* PROBLEM *
Find the lines that hold the word "SqrtLen" and return them.

* SUPPLIED MATERIAL *
- - -

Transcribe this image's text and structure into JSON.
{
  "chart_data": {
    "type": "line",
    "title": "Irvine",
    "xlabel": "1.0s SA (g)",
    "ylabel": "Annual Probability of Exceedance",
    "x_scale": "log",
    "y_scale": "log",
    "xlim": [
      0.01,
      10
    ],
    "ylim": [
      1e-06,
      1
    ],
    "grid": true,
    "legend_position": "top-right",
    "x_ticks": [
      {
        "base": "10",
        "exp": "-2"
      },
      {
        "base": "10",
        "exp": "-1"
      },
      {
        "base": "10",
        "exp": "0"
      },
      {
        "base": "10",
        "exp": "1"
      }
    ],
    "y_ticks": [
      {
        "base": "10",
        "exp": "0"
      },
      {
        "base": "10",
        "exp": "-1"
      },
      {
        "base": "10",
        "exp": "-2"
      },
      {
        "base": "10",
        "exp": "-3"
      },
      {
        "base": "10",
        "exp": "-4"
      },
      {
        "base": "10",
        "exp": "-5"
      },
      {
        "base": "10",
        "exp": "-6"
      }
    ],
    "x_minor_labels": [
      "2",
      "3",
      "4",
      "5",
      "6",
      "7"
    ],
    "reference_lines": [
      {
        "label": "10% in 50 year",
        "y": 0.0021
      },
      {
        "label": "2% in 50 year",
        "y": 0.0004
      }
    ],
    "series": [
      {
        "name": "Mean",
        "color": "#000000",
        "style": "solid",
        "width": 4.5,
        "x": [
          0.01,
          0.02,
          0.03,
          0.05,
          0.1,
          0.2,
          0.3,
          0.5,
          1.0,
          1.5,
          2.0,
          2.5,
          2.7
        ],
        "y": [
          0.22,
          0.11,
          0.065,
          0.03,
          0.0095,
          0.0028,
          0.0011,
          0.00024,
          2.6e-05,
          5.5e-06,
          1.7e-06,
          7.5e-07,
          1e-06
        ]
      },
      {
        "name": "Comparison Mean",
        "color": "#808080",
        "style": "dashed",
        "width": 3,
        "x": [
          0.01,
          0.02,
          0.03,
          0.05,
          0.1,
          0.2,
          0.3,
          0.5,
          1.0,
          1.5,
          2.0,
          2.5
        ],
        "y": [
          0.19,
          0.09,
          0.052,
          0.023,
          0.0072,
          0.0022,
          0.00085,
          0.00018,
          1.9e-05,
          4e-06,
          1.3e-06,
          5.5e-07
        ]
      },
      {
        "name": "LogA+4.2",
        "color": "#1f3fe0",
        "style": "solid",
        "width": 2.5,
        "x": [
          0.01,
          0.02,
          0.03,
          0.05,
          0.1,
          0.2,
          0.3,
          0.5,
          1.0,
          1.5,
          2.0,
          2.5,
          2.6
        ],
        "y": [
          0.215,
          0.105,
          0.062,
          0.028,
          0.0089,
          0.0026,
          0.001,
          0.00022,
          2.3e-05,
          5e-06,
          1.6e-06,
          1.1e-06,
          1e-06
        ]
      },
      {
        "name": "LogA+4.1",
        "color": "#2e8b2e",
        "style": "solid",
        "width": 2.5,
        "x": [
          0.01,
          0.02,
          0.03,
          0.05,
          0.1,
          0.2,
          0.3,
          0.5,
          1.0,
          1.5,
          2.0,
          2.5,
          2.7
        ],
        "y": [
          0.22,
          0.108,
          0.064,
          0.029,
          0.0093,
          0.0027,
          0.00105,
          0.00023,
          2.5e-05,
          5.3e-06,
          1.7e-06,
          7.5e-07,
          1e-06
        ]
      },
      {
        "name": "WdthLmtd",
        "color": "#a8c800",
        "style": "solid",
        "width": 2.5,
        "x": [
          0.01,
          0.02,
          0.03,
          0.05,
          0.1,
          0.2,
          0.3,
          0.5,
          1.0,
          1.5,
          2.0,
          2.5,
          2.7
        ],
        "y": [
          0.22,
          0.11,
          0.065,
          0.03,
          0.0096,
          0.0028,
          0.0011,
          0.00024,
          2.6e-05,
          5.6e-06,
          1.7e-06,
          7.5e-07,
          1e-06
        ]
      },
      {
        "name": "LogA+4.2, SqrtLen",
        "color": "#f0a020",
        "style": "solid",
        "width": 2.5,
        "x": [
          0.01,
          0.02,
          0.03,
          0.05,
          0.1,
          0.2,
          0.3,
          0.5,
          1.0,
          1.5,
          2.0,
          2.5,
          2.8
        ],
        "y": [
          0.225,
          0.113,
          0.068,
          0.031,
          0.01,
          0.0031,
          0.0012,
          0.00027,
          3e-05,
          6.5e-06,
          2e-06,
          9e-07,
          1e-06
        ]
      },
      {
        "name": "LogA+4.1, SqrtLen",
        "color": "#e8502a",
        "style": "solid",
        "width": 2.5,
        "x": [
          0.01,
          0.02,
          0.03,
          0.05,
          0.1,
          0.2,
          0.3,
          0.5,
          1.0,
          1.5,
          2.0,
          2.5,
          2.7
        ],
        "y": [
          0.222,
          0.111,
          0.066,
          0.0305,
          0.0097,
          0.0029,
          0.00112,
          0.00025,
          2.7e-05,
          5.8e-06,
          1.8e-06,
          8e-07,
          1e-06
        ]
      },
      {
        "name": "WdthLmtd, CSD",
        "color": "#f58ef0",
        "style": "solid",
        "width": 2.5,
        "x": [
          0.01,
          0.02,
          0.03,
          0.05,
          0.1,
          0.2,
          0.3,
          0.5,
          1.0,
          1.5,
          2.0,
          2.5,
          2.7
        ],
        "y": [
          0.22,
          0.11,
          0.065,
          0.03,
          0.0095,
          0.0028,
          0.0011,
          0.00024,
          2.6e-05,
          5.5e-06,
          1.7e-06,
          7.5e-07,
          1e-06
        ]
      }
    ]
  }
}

- - -

* REPLY *
        "name": "LogA+4.2, SqrtLen",
        "name": "LogA+4.1, SqrtLen",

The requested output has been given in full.